• AVAILABLE DATA:

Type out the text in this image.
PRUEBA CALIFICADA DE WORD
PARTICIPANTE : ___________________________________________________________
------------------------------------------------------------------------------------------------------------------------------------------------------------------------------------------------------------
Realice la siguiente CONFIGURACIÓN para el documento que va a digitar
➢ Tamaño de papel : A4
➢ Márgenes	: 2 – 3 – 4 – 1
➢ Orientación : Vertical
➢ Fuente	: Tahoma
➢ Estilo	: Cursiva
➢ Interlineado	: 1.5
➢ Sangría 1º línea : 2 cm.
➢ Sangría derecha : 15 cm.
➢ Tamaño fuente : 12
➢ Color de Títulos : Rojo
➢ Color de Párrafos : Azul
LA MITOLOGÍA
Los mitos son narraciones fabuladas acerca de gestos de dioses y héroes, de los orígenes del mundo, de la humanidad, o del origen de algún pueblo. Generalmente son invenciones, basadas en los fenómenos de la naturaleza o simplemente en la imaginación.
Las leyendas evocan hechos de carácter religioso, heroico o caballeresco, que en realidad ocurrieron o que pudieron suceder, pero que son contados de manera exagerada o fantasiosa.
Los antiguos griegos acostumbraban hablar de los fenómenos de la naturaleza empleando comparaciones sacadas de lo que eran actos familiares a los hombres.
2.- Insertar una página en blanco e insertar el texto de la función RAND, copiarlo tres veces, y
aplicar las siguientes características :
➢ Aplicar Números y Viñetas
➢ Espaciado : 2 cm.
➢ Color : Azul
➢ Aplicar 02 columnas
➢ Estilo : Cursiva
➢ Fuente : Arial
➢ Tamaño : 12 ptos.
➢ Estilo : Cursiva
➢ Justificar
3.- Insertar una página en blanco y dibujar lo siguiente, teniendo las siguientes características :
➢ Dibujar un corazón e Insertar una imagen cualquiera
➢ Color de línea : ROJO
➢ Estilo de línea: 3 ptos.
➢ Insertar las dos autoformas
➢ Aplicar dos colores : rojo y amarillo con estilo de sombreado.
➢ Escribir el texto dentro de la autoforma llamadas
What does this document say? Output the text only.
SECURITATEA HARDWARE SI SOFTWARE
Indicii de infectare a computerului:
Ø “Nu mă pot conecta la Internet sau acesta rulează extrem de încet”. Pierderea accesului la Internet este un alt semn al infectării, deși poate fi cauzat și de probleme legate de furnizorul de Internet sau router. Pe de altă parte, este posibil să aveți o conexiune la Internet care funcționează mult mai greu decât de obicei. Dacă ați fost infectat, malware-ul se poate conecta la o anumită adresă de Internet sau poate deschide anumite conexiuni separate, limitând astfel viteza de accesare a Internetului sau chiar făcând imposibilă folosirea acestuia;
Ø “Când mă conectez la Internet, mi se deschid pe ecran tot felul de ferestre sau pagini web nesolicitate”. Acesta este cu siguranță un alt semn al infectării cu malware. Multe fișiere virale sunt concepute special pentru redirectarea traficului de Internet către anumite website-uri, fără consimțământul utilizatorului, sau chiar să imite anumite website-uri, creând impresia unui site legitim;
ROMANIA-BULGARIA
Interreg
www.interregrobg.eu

• REQUIRED ACTION: Please set down the full listing above, word for word.

• RESULT BELOW:
Type out the text in this image.
PRUEBA CALIFICADA DE WORD
PARTICIPANTE : ___________________________________________________________
------------------------------------------------------------------------------------------------------------------------------------------------------------------------------------------------------------
Realice la siguiente CONFIGURACIÓN para el documento que va a digitar
➢ Tamaño de papel : A4
➢ Márgenes	: 2 – 3 – 4 – 1
➢ Orientación : Vertical
➢ Fuente	: Tahoma
➢ Estilo	: Cursiva
➢ Interlineado	: 1.5
➢ Sangría 1º línea : 2 cm.
➢ Sangría derecha : 15 cm.
➢ Tamaño fuente : 12
➢ Color de Títulos : Rojo
➢ Color de Párrafos : Azul
LA MITOLOGÍA
Los mitos son narraciones fabuladas acerca de gestos de dioses y héroes, de los orígenes del mundo, de la humanidad, o del origen de algún pueblo. Generalmente son invenciones, basadas en los fenómenos de la naturaleza o simplemente en la imaginación.
Las leyendas evocan hechos de carácter religioso, heroico o caballeresco, que en realidad ocurrieron o que pudieron suceder, pero que son contados de manera exagerada o fantasiosa.
Los antiguos griegos acostumbraban hablar de los fenómenos de la naturaleza empleando comparaciones sacadas de lo que eran actos familiares a los hombres.
2.- Insertar una página en blanco e insertar el texto de la función RAND, copiarlo tres veces, y
aplicar las siguientes características :
➢ Aplicar Números y Viñetas
➢ Espaciado : 2 cm.
➢ Color : Azul
➢ Aplicar 02 columnas
➢ Estilo : Cursiva
➢ Fuente : Arial
➢ Tamaño : 12 ptos.
➢ Estilo : Cursiva
➢ Justificar
3.- Insertar una página en blanco y dibujar lo siguiente, teniendo las siguientes características :
➢ Dibujar un corazón e Insertar una imagen cualquiera
➢ Color de línea : ROJO
➢ Estilo de línea: 3 ptos.
➢ Insertar las dos autoformas
➢ Aplicar dos colores : rojo y amarillo con estilo de sombreado.
➢ Escribir el texto dentro de la autoforma llamadas
What does this document say? Output the text only.
SECURITATEA HARDWARE SI SOFTWARE
Indicii de infectare a computerului:
Ø “Nu mă pot conecta la Internet sau acesta rulează extrem de încet”. Pierderea accesului la Internet este un alt semn al infectării, deși poate fi cauzat și de probleme legate de furnizorul de Internet sau router. Pe de altă parte, este posibil să aveți o conexiune la Internet care funcționează mult mai greu decât de obicei. Dacă ați fost infectat, malware-ul se poate conecta la o anumită adresă de Internet sau poate deschide anumite conexiuni separate, limitând astfel viteza de accesare a Internetului sau chiar făcând imposibilă folosirea acestuia;
Ø “Când mă conectez la Internet, mi se deschid pe ecran tot felul de ferestre sau pagini web nesolicitate”. Acesta este cu siguranță un alt semn al infectării cu malware. Multe fișiere virale sunt concepute special pentru redirectarea traficului de Internet către anumite website-uri, fără consimțământul utilizatorului, sau chiar să imite anumite website-uri, creând impresia unui site legitim;
ROMANIA-BULGARIA
Interreg
www.interregrobg.eu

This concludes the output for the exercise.